BEGIN RECORDS FOR THE EXERCISE

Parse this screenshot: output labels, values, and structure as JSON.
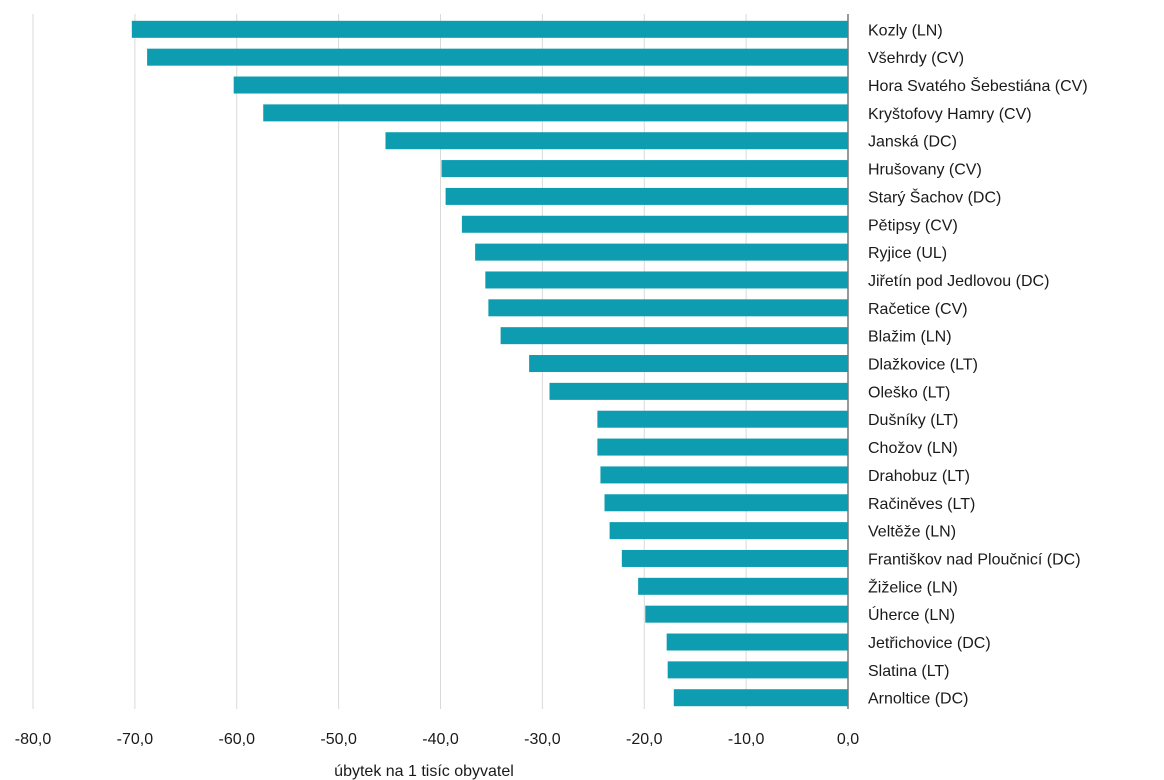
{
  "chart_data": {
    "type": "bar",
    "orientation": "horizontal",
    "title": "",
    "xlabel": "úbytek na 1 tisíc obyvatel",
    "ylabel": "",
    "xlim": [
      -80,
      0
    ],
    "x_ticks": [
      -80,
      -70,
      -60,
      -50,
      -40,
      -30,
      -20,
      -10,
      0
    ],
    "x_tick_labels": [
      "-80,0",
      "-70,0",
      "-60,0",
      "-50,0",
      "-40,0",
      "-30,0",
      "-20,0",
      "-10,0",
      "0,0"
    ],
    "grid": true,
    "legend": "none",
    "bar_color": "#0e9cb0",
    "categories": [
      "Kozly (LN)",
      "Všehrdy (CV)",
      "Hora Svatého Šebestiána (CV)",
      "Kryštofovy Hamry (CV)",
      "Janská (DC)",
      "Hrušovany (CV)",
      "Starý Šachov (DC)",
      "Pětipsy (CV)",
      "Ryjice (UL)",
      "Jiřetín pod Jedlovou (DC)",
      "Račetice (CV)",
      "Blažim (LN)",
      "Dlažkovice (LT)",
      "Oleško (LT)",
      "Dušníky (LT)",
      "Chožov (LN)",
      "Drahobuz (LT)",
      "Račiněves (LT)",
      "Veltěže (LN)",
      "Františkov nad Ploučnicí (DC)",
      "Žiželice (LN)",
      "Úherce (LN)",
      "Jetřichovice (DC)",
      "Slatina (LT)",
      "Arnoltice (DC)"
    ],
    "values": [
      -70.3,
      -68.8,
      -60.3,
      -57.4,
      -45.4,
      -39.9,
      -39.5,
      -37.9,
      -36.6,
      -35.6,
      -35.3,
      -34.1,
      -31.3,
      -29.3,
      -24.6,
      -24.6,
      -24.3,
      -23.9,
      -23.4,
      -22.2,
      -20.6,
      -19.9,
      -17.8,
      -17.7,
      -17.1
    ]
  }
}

END RECORDS FOR THE EXERCISE

WHAT IS ASKED: Repeat the data above exactly, but not the pictures.

WRITTEN SOLUTION:
Parse this screenshot: output labels, values, and structure as JSON.
{
  "chart_data": {
    "type": "bar",
    "orientation": "horizontal",
    "title": "",
    "xlabel": "úbytek na 1 tisíc obyvatel",
    "ylabel": "",
    "xlim": [
      -80,
      0
    ],
    "x_ticks": [
      -80,
      -70,
      -60,
      -50,
      -40,
      -30,
      -20,
      -10,
      0
    ],
    "x_tick_labels": [
      "-80,0",
      "-70,0",
      "-60,0",
      "-50,0",
      "-40,0",
      "-30,0",
      "-20,0",
      "-10,0",
      "0,0"
    ],
    "grid": true,
    "legend": "none",
    "bar_color": "#0e9cb0",
    "categories": [
      "Kozly (LN)",
      "Všehrdy (CV)",
      "Hora Svatého Šebestiána (CV)",
      "Kryštofovy Hamry (CV)",
      "Janská (DC)",
      "Hrušovany (CV)",
      "Starý Šachov (DC)",
      "Pětipsy (CV)",
      "Ryjice (UL)",
      "Jiřetín pod Jedlovou (DC)",
      "Račetice (CV)",
      "Blažim (LN)",
      "Dlažkovice (LT)",
      "Oleško (LT)",
      "Dušníky (LT)",
      "Chožov (LN)",
      "Drahobuz (LT)",
      "Račiněves (LT)",
      "Veltěže (LN)",
      "Františkov nad Ploučnicí (DC)",
      "Žiželice (LN)",
      "Úherce (LN)",
      "Jetřichovice (DC)",
      "Slatina (LT)",
      "Arnoltice (DC)"
    ],
    "values": [
      -70.3,
      -68.8,
      -60.3,
      -57.4,
      -45.4,
      -39.9,
      -39.5,
      -37.9,
      -36.6,
      -35.6,
      -35.3,
      -34.1,
      -31.3,
      -29.3,
      -24.6,
      -24.6,
      -24.3,
      -23.9,
      -23.4,
      -22.2,
      -20.6,
      -19.9,
      -17.8,
      -17.7,
      -17.1
    ]
  }
}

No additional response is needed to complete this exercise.